◆ Requirements ◆
Can you transcribe every record below exactly as it appears?
· · · · ·
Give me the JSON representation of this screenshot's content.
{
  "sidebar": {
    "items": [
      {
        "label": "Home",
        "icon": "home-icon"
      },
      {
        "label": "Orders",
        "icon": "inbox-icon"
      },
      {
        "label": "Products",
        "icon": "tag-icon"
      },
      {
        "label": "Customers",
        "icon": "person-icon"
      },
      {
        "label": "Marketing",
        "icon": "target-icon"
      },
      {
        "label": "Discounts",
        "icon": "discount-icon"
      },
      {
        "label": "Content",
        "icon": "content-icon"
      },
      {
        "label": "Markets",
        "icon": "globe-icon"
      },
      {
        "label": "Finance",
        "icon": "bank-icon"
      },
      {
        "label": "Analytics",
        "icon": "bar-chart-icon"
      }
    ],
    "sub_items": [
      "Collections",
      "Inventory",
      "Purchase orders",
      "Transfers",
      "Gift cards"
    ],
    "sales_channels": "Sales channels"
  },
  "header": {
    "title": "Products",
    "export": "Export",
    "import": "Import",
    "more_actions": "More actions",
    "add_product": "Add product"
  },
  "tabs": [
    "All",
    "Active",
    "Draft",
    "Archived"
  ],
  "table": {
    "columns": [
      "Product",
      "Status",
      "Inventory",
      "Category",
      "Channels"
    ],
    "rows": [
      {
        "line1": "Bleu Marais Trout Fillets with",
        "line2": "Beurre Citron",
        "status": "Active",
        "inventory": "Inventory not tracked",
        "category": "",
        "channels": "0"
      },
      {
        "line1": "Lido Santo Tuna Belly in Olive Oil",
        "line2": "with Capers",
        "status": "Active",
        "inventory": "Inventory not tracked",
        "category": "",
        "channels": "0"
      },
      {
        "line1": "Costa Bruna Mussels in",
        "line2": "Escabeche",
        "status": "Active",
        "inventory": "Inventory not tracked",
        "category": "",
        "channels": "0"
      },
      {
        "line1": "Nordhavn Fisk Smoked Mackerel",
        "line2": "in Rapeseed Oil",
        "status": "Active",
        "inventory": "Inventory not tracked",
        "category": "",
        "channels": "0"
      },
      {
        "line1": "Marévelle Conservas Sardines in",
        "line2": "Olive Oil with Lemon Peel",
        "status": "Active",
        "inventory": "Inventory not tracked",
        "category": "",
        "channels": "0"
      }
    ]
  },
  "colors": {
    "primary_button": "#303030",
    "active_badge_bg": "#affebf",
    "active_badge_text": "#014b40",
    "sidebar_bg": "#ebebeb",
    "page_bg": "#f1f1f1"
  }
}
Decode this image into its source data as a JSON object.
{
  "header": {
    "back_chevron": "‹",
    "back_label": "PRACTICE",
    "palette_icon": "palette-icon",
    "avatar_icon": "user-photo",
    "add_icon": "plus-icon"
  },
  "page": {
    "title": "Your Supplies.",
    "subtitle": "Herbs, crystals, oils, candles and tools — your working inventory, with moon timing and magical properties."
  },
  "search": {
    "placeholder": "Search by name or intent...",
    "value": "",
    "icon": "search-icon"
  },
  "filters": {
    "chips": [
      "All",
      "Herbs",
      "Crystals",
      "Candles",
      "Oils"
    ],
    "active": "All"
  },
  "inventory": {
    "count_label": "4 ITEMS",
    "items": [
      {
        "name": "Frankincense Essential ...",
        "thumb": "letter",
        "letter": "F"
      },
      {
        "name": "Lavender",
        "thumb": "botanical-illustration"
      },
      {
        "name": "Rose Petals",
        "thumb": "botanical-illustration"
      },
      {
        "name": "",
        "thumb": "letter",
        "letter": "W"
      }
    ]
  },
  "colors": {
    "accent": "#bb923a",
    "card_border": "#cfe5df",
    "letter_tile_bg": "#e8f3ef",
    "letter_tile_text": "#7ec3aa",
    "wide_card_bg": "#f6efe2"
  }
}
· · · · ·
◆ Final result ◆
Give me the JSON representation of this screenshot's content.
{
  "sidebar": {
    "items": [
      {
        "label": "Home",
        "icon": "home-icon"
      },
      {
        "label": "Orders",
        "icon": "inbox-icon"
      },
      {
        "label": "Products",
        "icon": "tag-icon"
      },
      {
        "label": "Customers",
        "icon": "person-icon"
      },
      {
        "label": "Marketing",
        "icon": "target-icon"
      },
      {
        "label": "Discounts",
        "icon": "discount-icon"
      },
      {
        "label": "Content",
        "icon": "content-icon"
      },
      {
        "label": "Markets",
        "icon": "globe-icon"
      },
      {
        "label": "Finance",
        "icon": "bank-icon"
      },
      {
        "label": "Analytics",
        "icon": "bar-chart-icon"
      }
    ],
    "sub_items": [
      "Collections",
      "Inventory",
      "Purchase orders",
      "Transfers",
      "Gift cards"
    ],
    "sales_channels": "Sales channels"
  },
  "header": {
    "title": "Products",
    "export": "Export",
    "import": "Import",
    "more_actions": "More actions",
    "add_product": "Add product"
  },
  "tabs": [
    "All",
    "Active",
    "Draft",
    "Archived"
  ],
  "table": {
    "columns": [
      "Product",
      "Status",
      "Inventory",
      "Category",
      "Channels"
    ],
    "rows": [
      {
        "line1": "Bleu Marais Trout Fillets with",
        "line2": "Beurre Citron",
        "status": "Active",
        "inventory": "Inventory not tracked",
        "category": "",
        "channels": "0"
      },
      {
        "line1": "Lido Santo Tuna Belly in Olive Oil",
        "line2": "with Capers",
        "status": "Active",
        "inventory": "Inventory not tracked",
        "category": "",
        "channels": "0"
      },
      {
        "line1": "Costa Bruna Mussels in",
        "line2": "Escabeche",
        "status": "Active",
        "inventory": "Inventory not tracked",
        "category": "",
        "channels": "0"
      },
      {
        "line1": "Nordhavn Fisk Smoked Mackerel",
        "line2": "in Rapeseed Oil",
        "status": "Active",
        "inventory": "Inventory not tracked",
        "category": "",
        "channels": "0"
      },
      {
        "line1": "Marévelle Conservas Sardines in",
        "line2": "Olive Oil with Lemon Peel",
        "status": "Active",
        "inventory": "Inventory not tracked",
        "category": "",
        "channels": "0"
      }
    ]
  },
  "colors": {
    "primary_button": "#303030",
    "active_badge_bg": "#affebf",
    "active_badge_text": "#014b40",
    "sidebar_bg": "#ebebeb",
    "page_bg": "#f1f1f1"
  }
}
Decode this image into its source data as a JSON object.
{
  "header": {
    "back_chevron": "‹",
    "back_label": "PRACTICE",
    "palette_icon": "palette-icon",
    "avatar_icon": "user-photo",
    "add_icon": "plus-icon"
  },
  "page": {
    "title": "Your Supplies.",
    "subtitle": "Herbs, crystals, oils, candles and tools — your working inventory, with moon timing and magical properties."
  },
  "search": {
    "placeholder": "Search by name or intent...",
    "value": "",
    "icon": "search-icon"
  },
  "filters": {
    "chips": [
      "All",
      "Herbs",
      "Crystals",
      "Candles",
      "Oils"
    ],
    "active": "All"
  },
  "inventory": {
    "count_label": "4 ITEMS",
    "items": [
      {
        "name": "Frankincense Essential ...",
        "thumb": "letter",
        "letter": "F"
      },
      {
        "name": "Lavender",
        "thumb": "botanical-illustration"
      },
      {
        "name": "Rose Petals",
        "thumb": "botanical-illustration"
      },
      {
        "name": "",
        "thumb": "letter",
        "letter": "W"
      }
    ]
  },
  "colors": {
    "accent": "#bb923a",
    "card_border": "#cfe5df",
    "letter_tile_bg": "#e8f3ef",
    "letter_tile_text": "#7ec3aa",
    "wide_card_bg": "#f6efe2"
  }
}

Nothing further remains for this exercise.